Go through the material below and copy each line where the word "text" appears.

--- Start AVAILABLE DATA ---

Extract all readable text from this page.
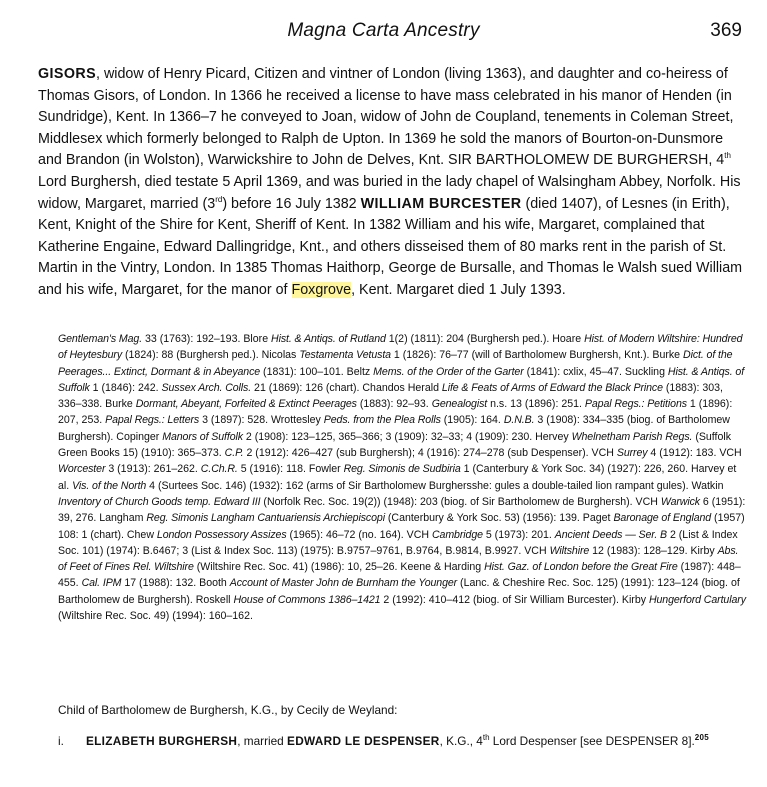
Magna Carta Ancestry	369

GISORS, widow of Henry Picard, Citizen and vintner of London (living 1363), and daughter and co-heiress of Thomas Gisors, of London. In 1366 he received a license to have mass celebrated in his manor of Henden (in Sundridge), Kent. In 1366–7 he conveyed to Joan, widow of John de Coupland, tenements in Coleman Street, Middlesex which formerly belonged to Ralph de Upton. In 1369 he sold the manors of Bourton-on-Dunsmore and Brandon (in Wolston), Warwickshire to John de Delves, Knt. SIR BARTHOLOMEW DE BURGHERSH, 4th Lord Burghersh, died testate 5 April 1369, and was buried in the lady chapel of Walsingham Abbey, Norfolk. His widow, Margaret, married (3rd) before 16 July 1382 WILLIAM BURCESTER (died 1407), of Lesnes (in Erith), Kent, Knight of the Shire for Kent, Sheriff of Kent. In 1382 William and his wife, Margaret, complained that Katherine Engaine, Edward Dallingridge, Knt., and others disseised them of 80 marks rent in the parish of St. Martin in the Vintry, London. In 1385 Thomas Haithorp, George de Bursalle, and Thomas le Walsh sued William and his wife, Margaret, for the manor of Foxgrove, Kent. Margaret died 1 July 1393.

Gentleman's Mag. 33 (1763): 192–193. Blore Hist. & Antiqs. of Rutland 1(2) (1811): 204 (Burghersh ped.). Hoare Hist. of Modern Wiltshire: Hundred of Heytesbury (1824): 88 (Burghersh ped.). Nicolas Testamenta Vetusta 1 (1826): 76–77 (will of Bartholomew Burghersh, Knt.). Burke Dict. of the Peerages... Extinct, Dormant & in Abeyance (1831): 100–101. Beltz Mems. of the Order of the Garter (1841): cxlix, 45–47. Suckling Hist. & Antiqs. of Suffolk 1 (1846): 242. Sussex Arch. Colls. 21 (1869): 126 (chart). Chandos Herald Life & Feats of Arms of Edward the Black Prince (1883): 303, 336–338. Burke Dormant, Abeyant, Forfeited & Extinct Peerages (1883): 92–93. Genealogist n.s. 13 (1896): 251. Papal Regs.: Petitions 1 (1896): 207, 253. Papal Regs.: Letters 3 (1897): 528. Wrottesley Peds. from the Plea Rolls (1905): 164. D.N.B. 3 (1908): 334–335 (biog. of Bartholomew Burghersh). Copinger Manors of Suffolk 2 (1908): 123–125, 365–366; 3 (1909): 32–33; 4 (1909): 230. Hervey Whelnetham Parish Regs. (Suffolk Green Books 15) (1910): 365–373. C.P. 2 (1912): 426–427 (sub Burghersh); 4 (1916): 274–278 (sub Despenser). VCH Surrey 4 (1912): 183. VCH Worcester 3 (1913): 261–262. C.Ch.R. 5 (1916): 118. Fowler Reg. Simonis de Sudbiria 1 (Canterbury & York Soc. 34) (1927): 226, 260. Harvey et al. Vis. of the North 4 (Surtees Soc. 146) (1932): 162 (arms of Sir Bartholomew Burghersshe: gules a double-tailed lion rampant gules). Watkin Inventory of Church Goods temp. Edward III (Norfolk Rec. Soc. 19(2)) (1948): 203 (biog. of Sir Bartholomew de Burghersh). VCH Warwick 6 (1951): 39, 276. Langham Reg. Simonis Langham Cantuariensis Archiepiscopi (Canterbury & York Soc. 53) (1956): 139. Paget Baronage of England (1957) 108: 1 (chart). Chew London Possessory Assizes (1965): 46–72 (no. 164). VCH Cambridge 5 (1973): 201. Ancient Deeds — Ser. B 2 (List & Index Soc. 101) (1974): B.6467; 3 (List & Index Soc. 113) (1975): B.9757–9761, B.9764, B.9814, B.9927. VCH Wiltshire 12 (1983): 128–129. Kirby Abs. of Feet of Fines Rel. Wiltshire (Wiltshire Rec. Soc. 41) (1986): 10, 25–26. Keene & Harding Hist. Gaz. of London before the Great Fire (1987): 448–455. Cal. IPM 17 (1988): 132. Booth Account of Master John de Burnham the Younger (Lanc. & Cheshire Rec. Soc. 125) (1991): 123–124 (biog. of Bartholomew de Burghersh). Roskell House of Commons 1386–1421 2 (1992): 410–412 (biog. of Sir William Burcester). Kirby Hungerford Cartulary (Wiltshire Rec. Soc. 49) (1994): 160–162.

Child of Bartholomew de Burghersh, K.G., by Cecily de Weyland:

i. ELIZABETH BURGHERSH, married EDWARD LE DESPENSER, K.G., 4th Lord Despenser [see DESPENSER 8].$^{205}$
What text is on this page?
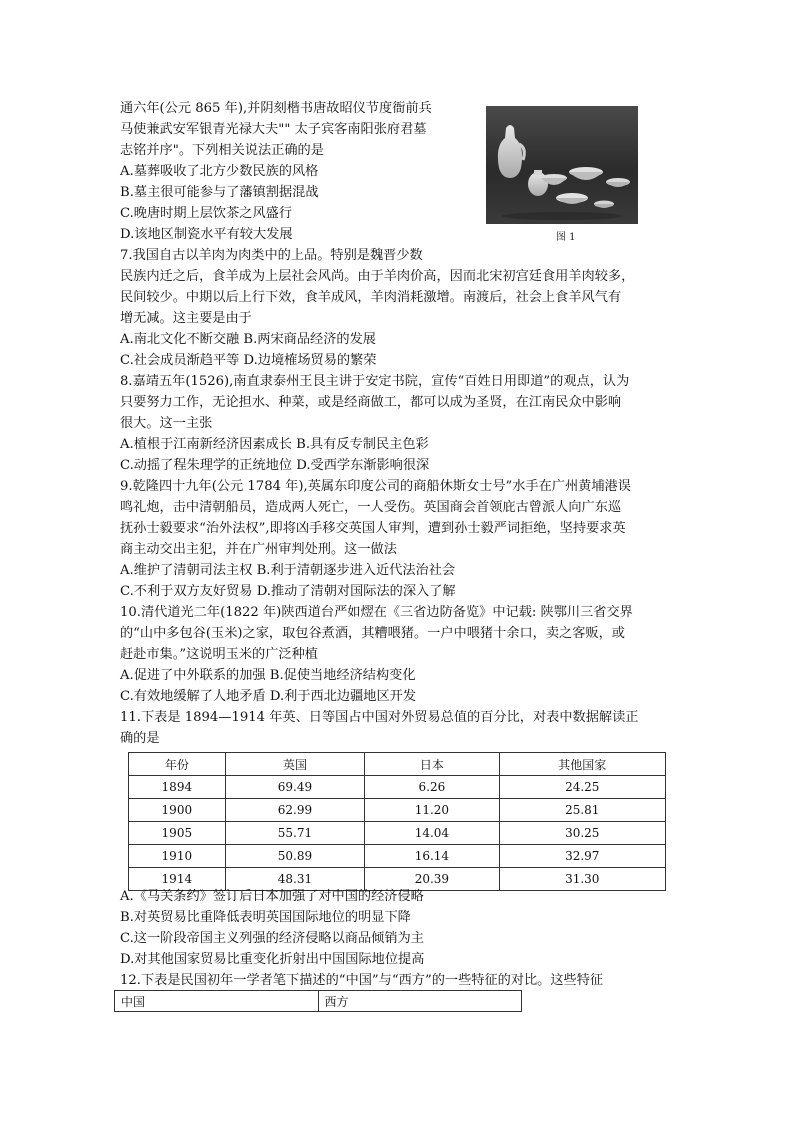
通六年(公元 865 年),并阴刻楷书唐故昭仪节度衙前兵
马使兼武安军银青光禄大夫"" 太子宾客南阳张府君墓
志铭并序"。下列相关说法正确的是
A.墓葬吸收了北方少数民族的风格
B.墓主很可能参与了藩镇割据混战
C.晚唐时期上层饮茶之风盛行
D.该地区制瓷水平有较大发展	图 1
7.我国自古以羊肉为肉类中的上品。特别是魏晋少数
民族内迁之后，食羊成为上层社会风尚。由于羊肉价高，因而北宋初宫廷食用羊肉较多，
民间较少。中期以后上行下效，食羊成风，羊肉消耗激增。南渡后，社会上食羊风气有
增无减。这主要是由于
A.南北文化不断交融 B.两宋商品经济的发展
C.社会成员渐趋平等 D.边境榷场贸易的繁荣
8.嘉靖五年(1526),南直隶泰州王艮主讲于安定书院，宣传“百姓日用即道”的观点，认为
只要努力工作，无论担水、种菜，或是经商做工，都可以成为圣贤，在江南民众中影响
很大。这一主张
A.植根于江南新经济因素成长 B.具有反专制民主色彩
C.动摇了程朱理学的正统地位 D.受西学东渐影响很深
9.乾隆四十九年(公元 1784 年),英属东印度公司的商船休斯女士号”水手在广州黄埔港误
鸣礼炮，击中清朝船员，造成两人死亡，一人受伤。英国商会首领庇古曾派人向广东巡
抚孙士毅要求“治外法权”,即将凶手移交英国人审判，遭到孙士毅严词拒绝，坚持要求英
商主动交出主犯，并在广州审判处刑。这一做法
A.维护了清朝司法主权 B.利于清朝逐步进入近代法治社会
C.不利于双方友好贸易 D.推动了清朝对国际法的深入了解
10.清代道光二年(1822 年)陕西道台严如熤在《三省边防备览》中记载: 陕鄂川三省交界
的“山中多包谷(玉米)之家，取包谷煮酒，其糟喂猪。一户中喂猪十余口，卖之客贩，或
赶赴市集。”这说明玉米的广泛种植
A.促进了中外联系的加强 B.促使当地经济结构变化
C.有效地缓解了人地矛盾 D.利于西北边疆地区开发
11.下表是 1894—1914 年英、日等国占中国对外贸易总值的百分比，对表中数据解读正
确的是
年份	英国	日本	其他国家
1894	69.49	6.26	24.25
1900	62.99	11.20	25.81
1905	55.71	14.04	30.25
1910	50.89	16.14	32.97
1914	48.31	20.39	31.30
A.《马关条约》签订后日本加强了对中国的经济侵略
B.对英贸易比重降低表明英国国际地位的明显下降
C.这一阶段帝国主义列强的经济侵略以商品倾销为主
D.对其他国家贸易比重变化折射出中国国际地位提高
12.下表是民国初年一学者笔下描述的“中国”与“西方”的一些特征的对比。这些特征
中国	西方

--- End AVAILABLE DATA ---

**ANSWER**
Extract all readable text from this page.
What text is on this page?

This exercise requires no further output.